%%

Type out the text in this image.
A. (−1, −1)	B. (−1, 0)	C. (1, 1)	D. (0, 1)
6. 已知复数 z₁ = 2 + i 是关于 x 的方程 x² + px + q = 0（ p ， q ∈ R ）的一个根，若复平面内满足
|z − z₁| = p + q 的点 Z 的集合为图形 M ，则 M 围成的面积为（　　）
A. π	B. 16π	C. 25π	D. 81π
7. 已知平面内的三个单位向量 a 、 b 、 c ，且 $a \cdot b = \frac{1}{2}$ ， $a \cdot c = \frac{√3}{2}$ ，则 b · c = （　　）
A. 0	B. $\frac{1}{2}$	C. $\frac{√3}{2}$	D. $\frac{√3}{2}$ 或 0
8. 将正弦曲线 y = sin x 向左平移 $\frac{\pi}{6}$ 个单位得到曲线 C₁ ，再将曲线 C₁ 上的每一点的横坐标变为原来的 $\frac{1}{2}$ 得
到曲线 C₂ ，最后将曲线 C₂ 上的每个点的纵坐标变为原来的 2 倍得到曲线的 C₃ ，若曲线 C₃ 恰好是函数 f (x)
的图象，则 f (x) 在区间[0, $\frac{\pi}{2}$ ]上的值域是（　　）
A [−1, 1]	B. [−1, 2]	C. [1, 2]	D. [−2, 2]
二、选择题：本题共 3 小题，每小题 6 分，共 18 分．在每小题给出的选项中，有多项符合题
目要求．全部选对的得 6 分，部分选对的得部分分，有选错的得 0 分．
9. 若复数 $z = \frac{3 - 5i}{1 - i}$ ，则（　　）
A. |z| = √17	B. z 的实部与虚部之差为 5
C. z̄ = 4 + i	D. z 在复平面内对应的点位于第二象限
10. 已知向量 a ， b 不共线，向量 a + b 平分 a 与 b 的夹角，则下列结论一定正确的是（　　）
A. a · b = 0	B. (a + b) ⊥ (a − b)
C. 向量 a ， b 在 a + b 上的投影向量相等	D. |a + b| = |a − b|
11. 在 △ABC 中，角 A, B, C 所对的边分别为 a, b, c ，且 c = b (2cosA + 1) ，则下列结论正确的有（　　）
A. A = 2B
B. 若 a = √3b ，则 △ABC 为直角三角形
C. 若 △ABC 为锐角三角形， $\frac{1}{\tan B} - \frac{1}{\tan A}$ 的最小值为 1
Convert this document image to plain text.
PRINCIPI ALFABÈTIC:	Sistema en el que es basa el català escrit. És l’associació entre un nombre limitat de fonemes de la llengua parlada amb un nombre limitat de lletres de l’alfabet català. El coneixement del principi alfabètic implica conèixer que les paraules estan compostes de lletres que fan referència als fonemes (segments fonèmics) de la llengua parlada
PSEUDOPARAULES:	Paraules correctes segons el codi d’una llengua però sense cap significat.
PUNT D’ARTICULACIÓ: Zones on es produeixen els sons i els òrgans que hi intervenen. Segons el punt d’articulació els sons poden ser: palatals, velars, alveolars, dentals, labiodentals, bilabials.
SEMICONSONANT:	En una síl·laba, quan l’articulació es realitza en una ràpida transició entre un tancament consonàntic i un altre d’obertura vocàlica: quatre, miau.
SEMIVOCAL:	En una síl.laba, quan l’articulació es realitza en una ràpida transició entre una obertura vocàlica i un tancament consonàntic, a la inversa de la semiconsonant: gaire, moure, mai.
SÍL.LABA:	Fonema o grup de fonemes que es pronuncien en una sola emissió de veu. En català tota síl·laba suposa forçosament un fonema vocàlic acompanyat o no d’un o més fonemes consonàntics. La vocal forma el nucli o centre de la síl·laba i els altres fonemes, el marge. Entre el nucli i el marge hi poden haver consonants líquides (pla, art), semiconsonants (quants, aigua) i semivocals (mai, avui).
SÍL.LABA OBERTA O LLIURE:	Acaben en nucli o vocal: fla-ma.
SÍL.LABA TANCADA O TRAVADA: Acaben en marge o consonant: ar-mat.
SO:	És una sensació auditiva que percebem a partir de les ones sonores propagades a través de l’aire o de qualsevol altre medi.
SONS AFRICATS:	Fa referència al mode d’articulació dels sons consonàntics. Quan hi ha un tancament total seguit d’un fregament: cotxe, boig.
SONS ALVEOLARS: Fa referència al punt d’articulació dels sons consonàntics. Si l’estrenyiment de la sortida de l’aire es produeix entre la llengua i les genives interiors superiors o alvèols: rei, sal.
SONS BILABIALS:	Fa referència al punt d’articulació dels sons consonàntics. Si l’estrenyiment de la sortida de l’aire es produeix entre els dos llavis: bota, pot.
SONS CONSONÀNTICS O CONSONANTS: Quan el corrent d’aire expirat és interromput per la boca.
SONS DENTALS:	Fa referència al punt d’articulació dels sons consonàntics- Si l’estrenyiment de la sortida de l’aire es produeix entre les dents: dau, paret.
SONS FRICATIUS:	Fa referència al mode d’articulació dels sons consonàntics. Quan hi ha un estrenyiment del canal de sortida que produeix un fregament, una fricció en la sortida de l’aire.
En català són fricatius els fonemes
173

%%

[Job] Your task is to transcribe the material exactly.

[Exercise output]
Type out the text in this image.
A. (−1, −1)	B. (−1, 0)	C. (1, 1)	D. (0, 1)
6. 已知复数 z₁ = 2 + i 是关于 x 的方程 x² + px + q = 0（ p ， q ∈ R ）的一个根，若复平面内满足
|z − z₁| = p + q 的点 Z 的集合为图形 M ，则 M 围成的面积为（　　）
A. π	B. 16π	C. 25π	D. 81π
7. 已知平面内的三个单位向量 a 、 b 、 c ，且 $a \cdot b = \frac{1}{2}$ ， $a \cdot c = \frac{√3}{2}$ ，则 b · c = （　　）
A. 0	B. $\frac{1}{2}$	C. $\frac{√3}{2}$	D. $\frac{√3}{2}$ 或 0
8. 将正弦曲线 y = sin x 向左平移 $\frac{\pi}{6}$ 个单位得到曲线 C₁ ，再将曲线 C₁ 上的每一点的横坐标变为原来的 $\frac{1}{2}$ 得
到曲线 C₂ ，最后将曲线 C₂ 上的每个点的纵坐标变为原来的 2 倍得到曲线的 C₃ ，若曲线 C₃ 恰好是函数 f (x)
的图象，则 f (x) 在区间[0, $\frac{\pi}{2}$ ]上的值域是（　　）
A [−1, 1]	B. [−1, 2]	C. [1, 2]	D. [−2, 2]
二、选择题：本题共 3 小题，每小题 6 分，共 18 分．在每小题给出的选项中，有多项符合题
目要求．全部选对的得 6 分，部分选对的得部分分，有选错的得 0 分．
9. 若复数 $z = \frac{3 - 5i}{1 - i}$ ，则（　　）
A. |z| = √17	B. z 的实部与虚部之差为 5
C. z̄ = 4 + i	D. z 在复平面内对应的点位于第二象限
10. 已知向量 a ， b 不共线，向量 a + b 平分 a 与 b 的夹角，则下列结论一定正确的是（　　）
A. a · b = 0	B. (a + b) ⊥ (a − b)
C. 向量 a ， b 在 a + b 上的投影向量相等	D. |a + b| = |a − b|
11. 在 △ABC 中，角 A, B, C 所对的边分别为 a, b, c ，且 c = b (2cosA + 1) ，则下列结论正确的有（　　）
A. A = 2B
B. 若 a = √3b ，则 △ABC 为直角三角形
C. 若 △ABC 为锐角三角形， $\frac{1}{\tan B} - \frac{1}{\tan A}$ 的最小值为 1
Convert this document image to plain text.
PRINCIPI ALFABÈTIC:	Sistema en el que es basa el català escrit. És l’associació entre un nombre limitat de fonemes de la llengua parlada amb un nombre limitat de lletres de l’alfabet català. El coneixement del principi alfabètic implica conèixer que les paraules estan compostes de lletres que fan referència als fonemes (segments fonèmics) de la llengua parlada
PSEUDOPARAULES:	Paraules correctes segons el codi d’una llengua però sense cap significat.
PUNT D’ARTICULACIÓ: Zones on es produeixen els sons i els òrgans que hi intervenen. Segons el punt d’articulació els sons poden ser: palatals, velars, alveolars, dentals, labiodentals, bilabials.
SEMICONSONANT:	En una síl·laba, quan l’articulació es realitza en una ràpida transició entre un tancament consonàntic i un altre d’obertura vocàlica: quatre, miau.
SEMIVOCAL:	En una síl.laba, quan l’articulació es realitza en una ràpida transició entre una obertura vocàlica i un tancament consonàntic, a la inversa de la semiconsonant: gaire, moure, mai.
SÍL.LABA:	Fonema o grup de fonemes que es pronuncien en una sola emissió de veu. En català tota síl·laba suposa forçosament un fonema vocàlic acompanyat o no d’un o més fonemes consonàntics. La vocal forma el nucli o centre de la síl·laba i els altres fonemes, el marge. Entre el nucli i el marge hi poden haver consonants líquides (pla, art), semiconsonants (quants, aigua) i semivocals (mai, avui).
SÍL.LABA OBERTA O LLIURE:	Acaben en nucli o vocal: fla-ma.
SÍL.LABA TANCADA O TRAVADA: Acaben en marge o consonant: ar-mat.
SO:	És una sensació auditiva que percebem a partir de les ones sonores propagades a través de l’aire o de qualsevol altre medi.
SONS AFRICATS:	Fa referència al mode d’articulació dels sons consonàntics. Quan hi ha un tancament total seguit d’un fregament: cotxe, boig.
SONS ALVEOLARS: Fa referència al punt d’articulació dels sons consonàntics. Si l’estrenyiment de la sortida de l’aire es produeix entre la llengua i les genives interiors superiors o alvèols: rei, sal.
SONS BILABIALS:	Fa referència al punt d’articulació dels sons consonàntics. Si l’estrenyiment de la sortida de l’aire es produeix entre els dos llavis: bota, pot.
SONS CONSONÀNTICS O CONSONANTS: Quan el corrent d’aire expirat és interromput per la boca.
SONS DENTALS:	Fa referència al punt d’articulació dels sons consonàntics- Si l’estrenyiment de la sortida de l’aire es produeix entre les dents: dau, paret.
SONS FRICATIUS:	Fa referència al mode d’articulació dels sons consonàntics. Quan hi ha un estrenyiment del canal de sortida que produeix un fregament, una fricció en la sortida de l’aire.
En català són fricatius els fonemes
173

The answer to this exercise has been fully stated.